-- begin --

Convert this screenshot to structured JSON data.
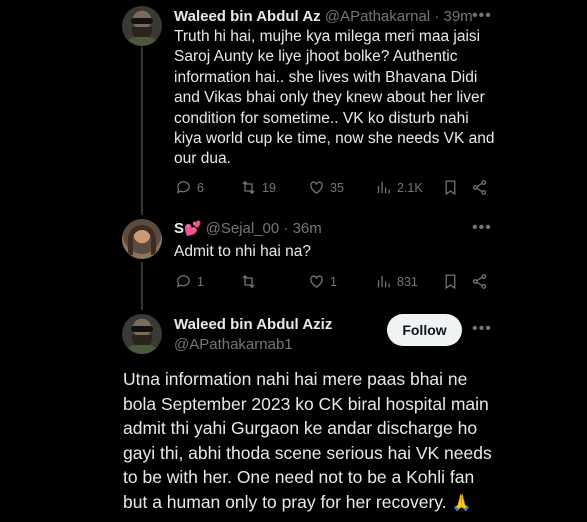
{
  "tweet1": {
    "display_name": "Waleed bin Abdul Az",
    "handle": "@APathakarnal",
    "separator": "·",
    "time": "39m",
    "lines": [
      "Truth hi hai, mujhe kya milega meri maa jaisi",
      "Saroj Aunty ke liye jhoot bolke? Authentic",
      "information hai.. she lives with Bhavana Didi",
      "and Vikas bhai only they knew about her liver",
      "condition for sometime.. VK ko disturb nahi",
      "kiya world cup ke time, now she needs VK and",
      "our dua."
    ],
    "replies": "6",
    "reposts": "19",
    "likes": "35",
    "views": "2.1K"
  },
  "tweet2": {
    "display_name": "S",
    "name_emoji": "💕",
    "handle": "@Sejal_00",
    "separator": "·",
    "time": "36m",
    "text": "Admit to nhi hai na?",
    "replies": "1",
    "reposts": "",
    "likes": "1",
    "views": "831"
  },
  "tweet3": {
    "display_name": "Waleed bin Abdul Aziz",
    "handle": "@APathakarnab1",
    "follow_label": "Follow",
    "lines": [
      "Utna information nahi hai mere paas bhai ne",
      "bola September 2023 ko CK biral hospital main",
      "admit thi yahi Gurgaon ke andar discharge ho",
      "gayi thi, abhi thoda scene serious hai VK needs",
      "to be with her. One need not to be a Kohli fan",
      "but a human only to pray for her recovery."
    ],
    "emoji": "🙏"
  },
  "more_icon": "•••",
  "colors": {
    "background": "#000000",
    "text": "#e7e9ea",
    "muted": "#71767b",
    "follow_bg": "#eff3f4"
  }
}
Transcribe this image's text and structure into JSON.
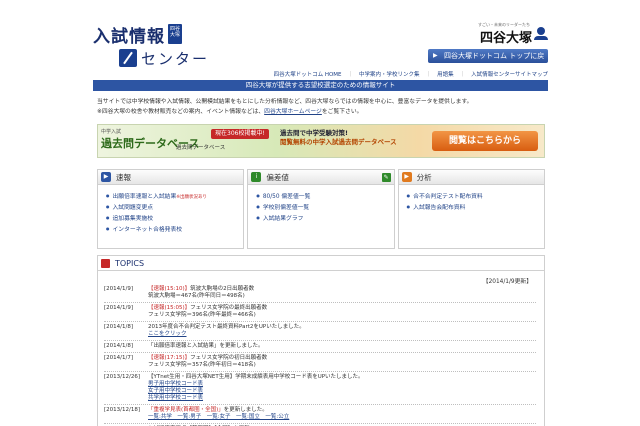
{
  "header": {
    "title_line1": "入試情報",
    "stamp": "四谷大塚",
    "title_line2": "センター",
    "logo_tagline": "すごい・未来のリーダーたち",
    "logo_name": "四谷大塚",
    "top_button": "四谷大塚ドットコム トップに戻る"
  },
  "breadcrumb": [
    "四谷大塚ドットコム HOME",
    "中学案内・学校リンク集",
    "用語集",
    "入試情報センターサイトマップ"
  ],
  "bluebar": "四谷大塚が提供する志望校選定のための情報サイト",
  "intro": {
    "line1": "当サイトでは中学校情報や入試情報、公開模試結果をもとにした分析情報など、四谷大塚ならではの情報を中心に、豊富なデータを提供します。",
    "line2_pre": "※四谷大塚の校舎や教材販売などの案内、イベント情報などは、",
    "line2_link": "四谷大塚ホームページ",
    "line2_post": "をご覧下さい。"
  },
  "banner": {
    "small": "中学入試",
    "big": "過去問データベース",
    "badge": "現在306校掲載中!",
    "sub": "過去問データベース",
    "mid_line1": "過去問で中学受験対策!",
    "mid_line2": "閲覧無料の中学入試過去問データベース",
    "button": "閲覧はこちらから"
  },
  "columns": [
    {
      "title": "速報",
      "items": [
        {
          "text": "出願倍率速報と入試結果",
          "note": "※出願状況あり"
        },
        {
          "text": "入試問題変更点"
        },
        {
          "text": "追加募集実施校"
        },
        {
          "text": "インターネット合格発表校"
        }
      ]
    },
    {
      "title": "偏差値",
      "items": [
        {
          "text": "80/50 偏差値一覧"
        },
        {
          "text": "学校別偏差値一覧"
        },
        {
          "text": "入試結果グラフ"
        }
      ]
    },
    {
      "title": "分析",
      "items": [
        {
          "text": "合不合判定テスト配布資料"
        },
        {
          "text": "入試報告会配布資料"
        }
      ]
    }
  ],
  "topics": {
    "title": "TOPICS",
    "updated": "【2014/1/9更新】",
    "rows": [
      {
        "date": "[2014/1/9]",
        "lines": [
          {
            "red": "【速報(15:10)】",
            "text": "筑波大駒場の2日出願者数"
          },
          {
            "text": "筑波大駒場＝467名(昨年同日＝498名)"
          }
        ]
      },
      {
        "date": "[2014/1/9]",
        "lines": [
          {
            "red": "【速報(15:05)】",
            "text": "フェリス女学院の最終出願者数"
          },
          {
            "text": "フェリス女学院＝396名(昨年最終＝466名)"
          }
        ]
      },
      {
        "date": "[2014/1/8]",
        "lines": [
          {
            "text": "2013年度合不合判定テスト最終資料Part2をUPいたしました。"
          },
          {
            "link": "ここをクリック"
          }
        ]
      },
      {
        "date": "[2014/1/8]",
        "lines": [
          {
            "text": "「出願倍率速報と入試結果」を更新しました。"
          }
        ]
      },
      {
        "date": "[2014/1/7]",
        "lines": [
          {
            "red": "【速報(17:15)】",
            "text": "フェリス女学院の初日出願者数"
          },
          {
            "text": "フェリス女学院＝357名(昨年初日＝418名)"
          }
        ]
      },
      {
        "date": "[2013/12/26]",
        "lines": [
          {
            "text": "【YTnet生用・四谷大塚NET生用】学期末成績表用中学校コード表をUPいたしました。"
          },
          {
            "link": "男子用中学校コード表"
          },
          {
            "link": "女子用中学校コード表"
          },
          {
            "link": "共学用中学校コード表"
          }
        ]
      },
      {
        "date": "[2013/12/18]",
        "lines": [
          {
            "red": "「重複学見表(首都圏・全国)」",
            "text": "を更新しました。"
          },
          {
            "link": "一覧:共学　一覧:男子　一覧:女子　一覧:国立　一覧:公立"
          }
        ]
      },
      {
        "date": "[2013/11/1]",
        "lines": [
          {
            "text": "入試関連変更点【首都圏】【全国】を更新"
          },
          {
            "text": "「男子校」「女子校」「共学校」「国・公立校」「全国主要校」を更新いたしました。"
          }
        ]
      }
    ]
  }
}
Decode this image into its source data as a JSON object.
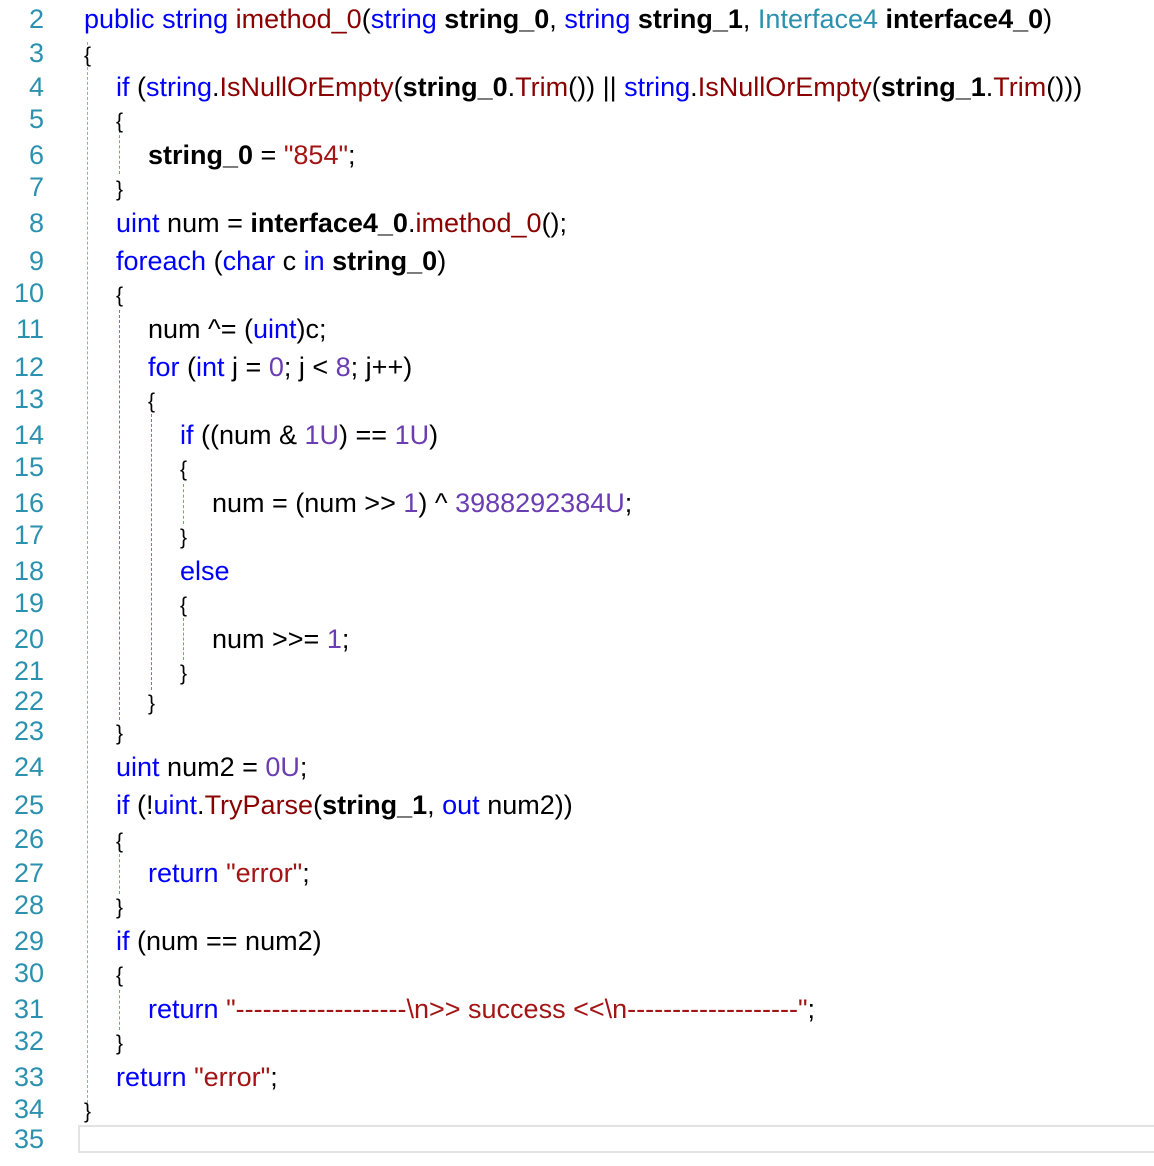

-- end --

Return only those lines of the records that contain the string "を更新しました".

### [Full solution]
            "text": "「出願倍率速報と入試結果」を更新しました。"
            "text": "を更新しました。"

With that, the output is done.